#### [WORK INSTRUCTIONS]
Set down each record below precisely, skipping the pictures.

[Dataset items]
►

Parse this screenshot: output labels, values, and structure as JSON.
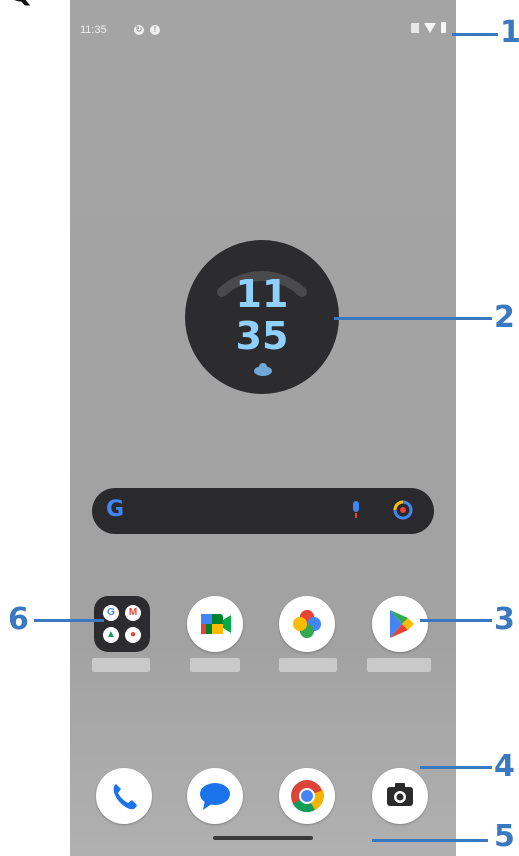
{
  "status_bar": {
    "time": "11:35"
  },
  "clock_widget": {
    "hour": "11",
    "minute": "35"
  },
  "callouts": [
    "1",
    "2",
    "3",
    "4",
    "5",
    "6"
  ],
  "apps_row": [
    "Google folder",
    "Meet",
    "Photos",
    "Play Store"
  ],
  "dock": [
    "Phone",
    "Messages",
    "Chrome",
    "Camera"
  ],
  "colors": {
    "callout": "#3a78c2",
    "clock_digits": "#8fd0ff",
    "widget_bg": "#2c2c2e",
    "wallpaper": "#a4a4a4"
  }
}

◄

#### [ANSWER]
Parse this screenshot: output labels, values, and structure as JSON.
{
  "status_bar": {
    "time": "11:35"
  },
  "clock_widget": {
    "hour": "11",
    "minute": "35"
  },
  "callouts": [
    "1",
    "2",
    "3",
    "4",
    "5",
    "6"
  ],
  "apps_row": [
    "Google folder",
    "Meet",
    "Photos",
    "Play Store"
  ],
  "dock": [
    "Phone",
    "Messages",
    "Chrome",
    "Camera"
  ],
  "colors": {
    "callout": "#3a78c2",
    "clock_digits": "#8fd0ff",
    "widget_bg": "#2c2c2e",
    "wallpaper": "#a4a4a4"
  }
}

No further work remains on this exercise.